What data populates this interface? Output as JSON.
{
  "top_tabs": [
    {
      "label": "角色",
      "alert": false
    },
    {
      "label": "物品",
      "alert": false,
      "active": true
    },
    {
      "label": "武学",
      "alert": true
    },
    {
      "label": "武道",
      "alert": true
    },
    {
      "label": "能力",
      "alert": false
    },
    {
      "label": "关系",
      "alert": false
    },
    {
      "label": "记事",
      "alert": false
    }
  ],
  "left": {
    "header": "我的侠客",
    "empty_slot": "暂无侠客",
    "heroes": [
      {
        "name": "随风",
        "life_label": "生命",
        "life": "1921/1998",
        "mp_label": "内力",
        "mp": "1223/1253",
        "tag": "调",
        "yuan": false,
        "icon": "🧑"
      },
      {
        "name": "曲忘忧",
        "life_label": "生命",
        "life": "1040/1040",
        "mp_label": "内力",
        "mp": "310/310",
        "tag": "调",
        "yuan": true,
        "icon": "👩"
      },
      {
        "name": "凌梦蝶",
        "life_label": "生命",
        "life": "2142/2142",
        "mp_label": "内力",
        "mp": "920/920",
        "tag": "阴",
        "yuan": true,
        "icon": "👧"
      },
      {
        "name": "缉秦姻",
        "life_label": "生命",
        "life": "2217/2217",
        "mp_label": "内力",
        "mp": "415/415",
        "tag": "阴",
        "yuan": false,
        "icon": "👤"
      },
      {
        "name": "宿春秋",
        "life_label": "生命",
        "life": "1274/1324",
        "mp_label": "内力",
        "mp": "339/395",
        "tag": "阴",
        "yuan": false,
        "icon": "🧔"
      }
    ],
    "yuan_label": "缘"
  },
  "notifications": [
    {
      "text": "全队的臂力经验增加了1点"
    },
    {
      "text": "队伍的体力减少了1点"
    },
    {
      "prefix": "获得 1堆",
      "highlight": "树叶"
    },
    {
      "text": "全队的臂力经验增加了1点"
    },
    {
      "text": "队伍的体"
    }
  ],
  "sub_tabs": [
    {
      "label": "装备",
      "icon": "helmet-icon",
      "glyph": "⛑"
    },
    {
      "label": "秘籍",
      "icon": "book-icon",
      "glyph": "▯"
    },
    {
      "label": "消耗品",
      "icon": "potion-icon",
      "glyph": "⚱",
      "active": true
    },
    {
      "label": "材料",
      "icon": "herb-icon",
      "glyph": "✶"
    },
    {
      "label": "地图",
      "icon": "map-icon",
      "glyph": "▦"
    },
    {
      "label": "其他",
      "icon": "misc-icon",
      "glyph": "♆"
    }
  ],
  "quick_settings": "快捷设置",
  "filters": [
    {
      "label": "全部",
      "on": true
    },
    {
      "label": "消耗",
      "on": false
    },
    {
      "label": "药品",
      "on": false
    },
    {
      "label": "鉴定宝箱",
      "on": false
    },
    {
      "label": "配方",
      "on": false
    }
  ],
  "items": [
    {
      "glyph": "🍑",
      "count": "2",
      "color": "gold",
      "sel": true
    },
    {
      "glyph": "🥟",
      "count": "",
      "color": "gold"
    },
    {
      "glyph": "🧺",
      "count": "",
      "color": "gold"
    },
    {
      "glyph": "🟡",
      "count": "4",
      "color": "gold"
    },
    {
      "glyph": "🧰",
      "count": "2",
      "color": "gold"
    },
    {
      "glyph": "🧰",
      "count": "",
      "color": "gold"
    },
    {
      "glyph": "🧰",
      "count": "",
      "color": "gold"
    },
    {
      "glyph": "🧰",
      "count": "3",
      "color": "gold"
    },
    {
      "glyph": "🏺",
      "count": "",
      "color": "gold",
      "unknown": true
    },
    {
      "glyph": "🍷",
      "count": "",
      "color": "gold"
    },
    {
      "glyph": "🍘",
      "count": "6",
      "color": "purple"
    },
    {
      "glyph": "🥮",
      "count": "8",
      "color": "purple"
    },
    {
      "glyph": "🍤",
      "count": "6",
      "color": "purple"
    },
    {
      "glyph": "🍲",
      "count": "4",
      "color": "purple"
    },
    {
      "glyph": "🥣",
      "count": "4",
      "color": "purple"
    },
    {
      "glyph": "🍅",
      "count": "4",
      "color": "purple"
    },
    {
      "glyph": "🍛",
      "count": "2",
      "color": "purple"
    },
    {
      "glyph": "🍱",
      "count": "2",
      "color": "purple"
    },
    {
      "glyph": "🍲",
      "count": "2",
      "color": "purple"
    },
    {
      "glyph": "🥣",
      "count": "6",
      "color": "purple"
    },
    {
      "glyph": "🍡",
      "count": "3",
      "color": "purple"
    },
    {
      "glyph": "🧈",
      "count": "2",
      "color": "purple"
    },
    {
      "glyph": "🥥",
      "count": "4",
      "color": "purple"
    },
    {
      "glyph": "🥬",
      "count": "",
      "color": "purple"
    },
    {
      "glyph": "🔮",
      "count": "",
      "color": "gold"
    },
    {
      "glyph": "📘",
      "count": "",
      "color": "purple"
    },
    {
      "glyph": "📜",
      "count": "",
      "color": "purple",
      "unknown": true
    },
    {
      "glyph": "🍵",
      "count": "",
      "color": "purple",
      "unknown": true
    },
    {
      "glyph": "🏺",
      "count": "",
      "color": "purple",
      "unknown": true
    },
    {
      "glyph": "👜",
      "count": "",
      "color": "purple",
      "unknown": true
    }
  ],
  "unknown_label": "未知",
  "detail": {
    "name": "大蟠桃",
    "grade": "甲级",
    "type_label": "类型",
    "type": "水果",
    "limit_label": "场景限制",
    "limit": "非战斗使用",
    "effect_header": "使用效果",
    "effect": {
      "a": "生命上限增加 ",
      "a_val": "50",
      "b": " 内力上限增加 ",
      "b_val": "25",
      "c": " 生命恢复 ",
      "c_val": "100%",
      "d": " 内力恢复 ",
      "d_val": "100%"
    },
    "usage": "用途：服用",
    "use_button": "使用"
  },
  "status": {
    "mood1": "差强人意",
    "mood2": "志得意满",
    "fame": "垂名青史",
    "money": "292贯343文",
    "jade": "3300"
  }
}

--- Task statement ---
Send back all of the entries exactly, with nothing missing.

--- Exercise solution ---
What data populates this interface? Output as JSON.
{
  "top_tabs": [
    {
      "label": "角色",
      "alert": false
    },
    {
      "label": "物品",
      "alert": false,
      "active": true
    },
    {
      "label": "武学",
      "alert": true
    },
    {
      "label": "武道",
      "alert": true
    },
    {
      "label": "能力",
      "alert": false
    },
    {
      "label": "关系",
      "alert": false
    },
    {
      "label": "记事",
      "alert": false
    }
  ],
  "left": {
    "header": "我的侠客",
    "empty_slot": "暂无侠客",
    "heroes": [
      {
        "name": "随风",
        "life_label": "生命",
        "life": "1921/1998",
        "mp_label": "内力",
        "mp": "1223/1253",
        "tag": "调",
        "yuan": false,
        "icon": "🧑"
      },
      {
        "name": "曲忘忧",
        "life_label": "生命",
        "life": "1040/1040",
        "mp_label": "内力",
        "mp": "310/310",
        "tag": "调",
        "yuan": true,
        "icon": "👩"
      },
      {
        "name": "凌梦蝶",
        "life_label": "生命",
        "life": "2142/2142",
        "mp_label": "内力",
        "mp": "920/920",
        "tag": "阴",
        "yuan": true,
        "icon": "👧"
      },
      {
        "name": "缉秦姻",
        "life_label": "生命",
        "life": "2217/2217",
        "mp_label": "内力",
        "mp": "415/415",
        "tag": "阴",
        "yuan": false,
        "icon": "👤"
      },
      {
        "name": "宿春秋",
        "life_label": "生命",
        "life": "1274/1324",
        "mp_label": "内力",
        "mp": "339/395",
        "tag": "阴",
        "yuan": false,
        "icon": "🧔"
      }
    ],
    "yuan_label": "缘"
  },
  "notifications": [
    {
      "text": "全队的臂力经验增加了1点"
    },
    {
      "text": "队伍的体力减少了1点"
    },
    {
      "prefix": "获得 1堆",
      "highlight": "树叶"
    },
    {
      "text": "全队的臂力经验增加了1点"
    },
    {
      "text": "队伍的体"
    }
  ],
  "sub_tabs": [
    {
      "label": "装备",
      "icon": "helmet-icon",
      "glyph": "⛑"
    },
    {
      "label": "秘籍",
      "icon": "book-icon",
      "glyph": "▯"
    },
    {
      "label": "消耗品",
      "icon": "potion-icon",
      "glyph": "⚱",
      "active": true
    },
    {
      "label": "材料",
      "icon": "herb-icon",
      "glyph": "✶"
    },
    {
      "label": "地图",
      "icon": "map-icon",
      "glyph": "▦"
    },
    {
      "label": "其他",
      "icon": "misc-icon",
      "glyph": "♆"
    }
  ],
  "quick_settings": "快捷设置",
  "filters": [
    {
      "label": "全部",
      "on": true
    },
    {
      "label": "消耗",
      "on": false
    },
    {
      "label": "药品",
      "on": false
    },
    {
      "label": "鉴定宝箱",
      "on": false
    },
    {
      "label": "配方",
      "on": false
    }
  ],
  "items": [
    {
      "glyph": "🍑",
      "count": "2",
      "color": "gold",
      "sel": true
    },
    {
      "glyph": "🥟",
      "count": "",
      "color": "gold"
    },
    {
      "glyph": "🧺",
      "count": "",
      "color": "gold"
    },
    {
      "glyph": "🟡",
      "count": "4",
      "color": "gold"
    },
    {
      "glyph": "🧰",
      "count": "2",
      "color": "gold"
    },
    {
      "glyph": "🧰",
      "count": "",
      "color": "gold"
    },
    {
      "glyph": "🧰",
      "count": "",
      "color": "gold"
    },
    {
      "glyph": "🧰",
      "count": "3",
      "color": "gold"
    },
    {
      "glyph": "🏺",
      "count": "",
      "color": "gold",
      "unknown": true
    },
    {
      "glyph": "🍷",
      "count": "",
      "color": "gold"
    },
    {
      "glyph": "🍘",
      "count": "6",
      "color": "purple"
    },
    {
      "glyph": "🥮",
      "count": "8",
      "color": "purple"
    },
    {
      "glyph": "🍤",
      "count": "6",
      "color": "purple"
    },
    {
      "glyph": "🍲",
      "count": "4",
      "color": "purple"
    },
    {
      "glyph": "🥣",
      "count": "4",
      "color": "purple"
    },
    {
      "glyph": "🍅",
      "count": "4",
      "color": "purple"
    },
    {
      "glyph": "🍛",
      "count": "2",
      "color": "purple"
    },
    {
      "glyph": "🍱",
      "count": "2",
      "color": "purple"
    },
    {
      "glyph": "🍲",
      "count": "2",
      "color": "purple"
    },
    {
      "glyph": "🥣",
      "count": "6",
      "color": "purple"
    },
    {
      "glyph": "🍡",
      "count": "3",
      "color": "purple"
    },
    {
      "glyph": "🧈",
      "count": "2",
      "color": "purple"
    },
    {
      "glyph": "🥥",
      "count": "4",
      "color": "purple"
    },
    {
      "glyph": "🥬",
      "count": "",
      "color": "purple"
    },
    {
      "glyph": "🔮",
      "count": "",
      "color": "gold"
    },
    {
      "glyph": "📘",
      "count": "",
      "color": "purple"
    },
    {
      "glyph": "📜",
      "count": "",
      "color": "purple",
      "unknown": true
    },
    {
      "glyph": "🍵",
      "count": "",
      "color": "purple",
      "unknown": true
    },
    {
      "glyph": "🏺",
      "count": "",
      "color": "purple",
      "unknown": true
    },
    {
      "glyph": "👜",
      "count": "",
      "color": "purple",
      "unknown": true
    }
  ],
  "unknown_label": "未知",
  "detail": {
    "name": "大蟠桃",
    "grade": "甲级",
    "type_label": "类型",
    "type": "水果",
    "limit_label": "场景限制",
    "limit": "非战斗使用",
    "effect_header": "使用效果",
    "effect": {
      "a": "生命上限增加 ",
      "a_val": "50",
      "b": " 内力上限增加 ",
      "b_val": "25",
      "c": " 生命恢复 ",
      "c_val": "100%",
      "d": " 内力恢复 ",
      "d_val": "100%"
    },
    "usage": "用途：服用",
    "use_button": "使用"
  },
  "status": {
    "mood1": "差强人意",
    "mood2": "志得意满",
    "fame": "垂名青史",
    "money": "292贯343文",
    "jade": "3300"
  }
}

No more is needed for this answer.